▸ **EXERCISE AIM**: In full and without deviation, write out the entries that follow.

--- DATA LISTING ---

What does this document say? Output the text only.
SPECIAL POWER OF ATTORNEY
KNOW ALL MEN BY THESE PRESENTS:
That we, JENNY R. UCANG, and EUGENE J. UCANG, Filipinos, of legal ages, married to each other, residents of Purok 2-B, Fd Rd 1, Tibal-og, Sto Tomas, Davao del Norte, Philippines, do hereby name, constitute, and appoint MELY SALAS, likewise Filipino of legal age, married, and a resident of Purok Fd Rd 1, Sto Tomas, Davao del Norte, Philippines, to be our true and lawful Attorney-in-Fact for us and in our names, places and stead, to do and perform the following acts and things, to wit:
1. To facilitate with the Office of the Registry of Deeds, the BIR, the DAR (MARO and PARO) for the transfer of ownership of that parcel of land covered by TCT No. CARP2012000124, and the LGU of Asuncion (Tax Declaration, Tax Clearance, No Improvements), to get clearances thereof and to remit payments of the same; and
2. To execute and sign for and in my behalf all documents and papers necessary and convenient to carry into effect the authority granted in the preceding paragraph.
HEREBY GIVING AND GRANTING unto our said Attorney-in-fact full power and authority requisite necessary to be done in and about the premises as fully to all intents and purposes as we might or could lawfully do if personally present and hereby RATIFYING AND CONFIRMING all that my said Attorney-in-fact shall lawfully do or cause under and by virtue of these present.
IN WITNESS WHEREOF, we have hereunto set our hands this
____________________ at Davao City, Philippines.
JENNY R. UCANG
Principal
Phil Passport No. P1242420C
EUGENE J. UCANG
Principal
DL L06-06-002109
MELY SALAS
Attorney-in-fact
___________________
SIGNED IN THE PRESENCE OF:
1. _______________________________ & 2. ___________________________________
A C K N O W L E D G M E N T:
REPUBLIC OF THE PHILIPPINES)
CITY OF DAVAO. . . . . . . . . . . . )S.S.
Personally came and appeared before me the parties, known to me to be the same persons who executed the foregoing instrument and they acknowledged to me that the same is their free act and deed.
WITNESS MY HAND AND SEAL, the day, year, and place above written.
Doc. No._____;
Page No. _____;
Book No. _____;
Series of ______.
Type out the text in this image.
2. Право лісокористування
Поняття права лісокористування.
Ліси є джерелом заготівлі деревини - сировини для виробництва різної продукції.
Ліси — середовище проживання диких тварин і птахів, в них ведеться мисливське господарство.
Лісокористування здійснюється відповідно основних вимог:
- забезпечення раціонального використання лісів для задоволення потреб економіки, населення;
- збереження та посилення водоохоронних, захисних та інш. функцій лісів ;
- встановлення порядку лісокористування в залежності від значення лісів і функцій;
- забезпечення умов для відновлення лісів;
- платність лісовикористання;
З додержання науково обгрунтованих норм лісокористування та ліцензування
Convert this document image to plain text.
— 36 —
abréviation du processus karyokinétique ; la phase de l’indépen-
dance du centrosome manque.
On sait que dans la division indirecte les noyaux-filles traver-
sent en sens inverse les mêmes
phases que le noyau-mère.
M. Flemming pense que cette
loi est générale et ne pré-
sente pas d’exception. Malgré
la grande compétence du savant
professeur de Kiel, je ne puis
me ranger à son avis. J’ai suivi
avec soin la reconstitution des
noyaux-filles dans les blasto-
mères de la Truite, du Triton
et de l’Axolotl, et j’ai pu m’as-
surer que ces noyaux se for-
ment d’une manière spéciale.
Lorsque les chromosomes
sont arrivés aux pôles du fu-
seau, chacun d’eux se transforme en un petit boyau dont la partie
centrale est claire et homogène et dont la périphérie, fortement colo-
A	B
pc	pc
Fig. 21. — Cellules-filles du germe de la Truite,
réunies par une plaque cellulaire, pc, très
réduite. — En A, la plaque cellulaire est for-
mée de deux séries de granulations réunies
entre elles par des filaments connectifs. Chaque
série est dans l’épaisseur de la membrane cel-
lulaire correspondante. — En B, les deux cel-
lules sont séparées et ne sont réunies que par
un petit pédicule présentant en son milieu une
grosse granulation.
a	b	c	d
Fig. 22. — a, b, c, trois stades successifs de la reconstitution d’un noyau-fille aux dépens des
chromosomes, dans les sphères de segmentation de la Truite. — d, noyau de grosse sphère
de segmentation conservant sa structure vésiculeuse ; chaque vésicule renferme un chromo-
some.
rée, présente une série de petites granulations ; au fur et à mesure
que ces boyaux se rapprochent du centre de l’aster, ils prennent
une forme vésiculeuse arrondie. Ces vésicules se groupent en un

---

▸ **TASK RESPONSE**:
What does this document say? Output the text only.
SPECIAL POWER OF ATTORNEY
KNOW ALL MEN BY THESE PRESENTS:
That we, JENNY R. UCANG, and EUGENE J. UCANG, Filipinos, of legal ages, married to each other, residents of Purok 2-B, Fd Rd 1, Tibal-og, Sto Tomas, Davao del Norte, Philippines, do hereby name, constitute, and appoint MELY SALAS, likewise Filipino of legal age, married, and a resident of Purok Fd Rd 1, Sto Tomas, Davao del Norte, Philippines, to be our true and lawful Attorney-in-Fact for us and in our names, places and stead, to do and perform the following acts and things, to wit:
1. To facilitate with the Office of the Registry of Deeds, the BIR, the DAR (MARO and PARO) for the transfer of ownership of that parcel of land covered by TCT No. CARP2012000124, and the LGU of Asuncion (Tax Declaration, Tax Clearance, No Improvements), to get clearances thereof and to remit payments of the same; and
2. To execute and sign for and in my behalf all documents and papers necessary and convenient to carry into effect the authority granted in the preceding paragraph.
HEREBY GIVING AND GRANTING unto our said Attorney-in-fact full power and authority requisite necessary to be done in and about the premises as fully to all intents and purposes as we might or could lawfully do if personally present and hereby RATIFYING AND CONFIRMING all that my said Attorney-in-fact shall lawfully do or cause under and by virtue of these present.
IN WITNESS WHEREOF, we have hereunto set our hands this
____________________ at Davao City, Philippines.
JENNY R. UCANG
Principal
Phil Passport No. P1242420C
EUGENE J. UCANG
Principal
DL L06-06-002109
MELY SALAS
Attorney-in-fact
___________________
SIGNED IN THE PRESENCE OF:
1. _______________________________ & 2. ___________________________________
A C K N O W L E D G M E N T:
REPUBLIC OF THE PHILIPPINES)
CITY OF DAVAO. . . . . . . . . . . . )S.S.
Personally came and appeared before me the parties, known to me to be the same persons who executed the foregoing instrument and they acknowledged to me that the same is their free act and deed.
WITNESS MY HAND AND SEAL, the day, year, and place above written.
Doc. No._____;
Page No. _____;
Book No. _____;
Series of ______.
Type out the text in this image.
2. Право лісокористування
Поняття права лісокористування.
Ліси є джерелом заготівлі деревини - сировини для виробництва різної продукції.
Ліси — середовище проживання диких тварин і птахів, в них ведеться мисливське господарство.
Лісокористування здійснюється відповідно основних вимог:
- забезпечення раціонального використання лісів для задоволення потреб економіки, населення;
- збереження та посилення водоохоронних, захисних та інш. функцій лісів ;
- встановлення порядку лісокористування в залежності від значення лісів і функцій;
- забезпечення умов для відновлення лісів;
- платність лісовикористання;
З додержання науково обгрунтованих норм лісокористування та ліцензування
Convert this document image to plain text.
— 36 —
abréviation du processus karyokinétique ; la phase de l’indépen-
dance du centrosome manque.
On sait que dans la division indirecte les noyaux-filles traver-
sent en sens inverse les mêmes
phases que le noyau-mère.
M. Flemming pense que cette
loi est générale et ne pré-
sente pas d’exception. Malgré
la grande compétence du savant
professeur de Kiel, je ne puis
me ranger à son avis. J’ai suivi
avec soin la reconstitution des
noyaux-filles dans les blasto-
mères de la Truite, du Triton
et de l’Axolotl, et j’ai pu m’as-
surer que ces noyaux se for-
ment d’une manière spéciale.
Lorsque les chromosomes
sont arrivés aux pôles du fu-
seau, chacun d’eux se transforme en un petit boyau dont la partie
centrale est claire et homogène et dont la périphérie, fortement colo-
A	B
pc	pc
Fig. 21. — Cellules-filles du germe de la Truite,
réunies par une plaque cellulaire, pc, très
réduite. — En A, la plaque cellulaire est for-
mée de deux séries de granulations réunies
entre elles par des filaments connectifs. Chaque
série est dans l’épaisseur de la membrane cel-
lulaire correspondante. — En B, les deux cel-
lules sont séparées et ne sont réunies que par
un petit pédicule présentant en son milieu une
grosse granulation.
a	b	c	d
Fig. 22. — a, b, c, trois stades successifs de la reconstitution d’un noyau-fille aux dépens des
chromosomes, dans les sphères de segmentation de la Truite. — d, noyau de grosse sphère
de segmentation conservant sa structure vésiculeuse ; chaque vésicule renferme un chromo-
some.
rée, présente une série de petites granulations ; au fur et à mesure
que ces boyaux se rapprochent du centre de l’aster, ils prennent
une forme vésiculeuse arrondie. Ces vésicules se groupent en un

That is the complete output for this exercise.